Request:
Write out the listing in full, matching it word for word.

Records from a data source
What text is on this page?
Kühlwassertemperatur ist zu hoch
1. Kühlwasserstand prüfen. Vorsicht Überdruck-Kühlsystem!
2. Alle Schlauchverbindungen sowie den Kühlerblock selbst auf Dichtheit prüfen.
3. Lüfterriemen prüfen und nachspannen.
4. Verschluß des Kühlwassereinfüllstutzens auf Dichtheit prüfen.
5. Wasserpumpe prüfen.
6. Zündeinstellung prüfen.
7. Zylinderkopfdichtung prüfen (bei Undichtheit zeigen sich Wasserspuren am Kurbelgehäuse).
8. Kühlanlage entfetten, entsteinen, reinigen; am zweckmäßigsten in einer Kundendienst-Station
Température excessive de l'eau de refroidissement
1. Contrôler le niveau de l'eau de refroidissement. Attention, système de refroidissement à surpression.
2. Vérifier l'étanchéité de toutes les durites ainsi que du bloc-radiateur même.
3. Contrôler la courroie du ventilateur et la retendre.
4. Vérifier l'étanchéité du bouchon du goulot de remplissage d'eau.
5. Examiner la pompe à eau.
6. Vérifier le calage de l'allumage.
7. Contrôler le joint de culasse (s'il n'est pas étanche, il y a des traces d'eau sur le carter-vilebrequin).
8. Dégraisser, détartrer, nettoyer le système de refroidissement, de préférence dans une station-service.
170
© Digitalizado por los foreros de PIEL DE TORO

Task answer:
What text is on this page?
Kühlwassertemperatur ist zu hoch
1. Kühlwasserstand prüfen. Vorsicht Überdruck-Kühlsystem!
2. Alle Schlauchverbindungen sowie den Kühlerblock selbst auf Dichtheit prüfen.
3. Lüfterriemen prüfen und nachspannen.
4. Verschluß des Kühlwassereinfüllstutzens auf Dichtheit prüfen.
5. Wasserpumpe prüfen.
6. Zündeinstellung prüfen.
7. Zylinderkopfdichtung prüfen (bei Undichtheit zeigen sich Wasserspuren am Kurbelgehäuse).
8. Kühlanlage entfetten, entsteinen, reinigen; am zweckmäßigsten in einer Kundendienst-Station
Température excessive de l'eau de refroidissement
1. Contrôler le niveau de l'eau de refroidissement. Attention, système de refroidissement à surpression.
2. Vérifier l'étanchéité de toutes les durites ainsi que du bloc-radiateur même.
3. Contrôler la courroie du ventilateur et la retendre.
4. Vérifier l'étanchéité du bouchon du goulot de remplissage d'eau.
5. Examiner la pompe à eau.
6. Vérifier le calage de l'allumage.
7. Contrôler le joint de culasse (s'il n'est pas étanche, il y a des traces d'eau sur le carter-vilebrequin).
8. Dégraisser, détartrer, nettoyer le système de refroidissement, de préférence dans une station-service.
170
© Digitalizado por los foreros de PIEL DE TORO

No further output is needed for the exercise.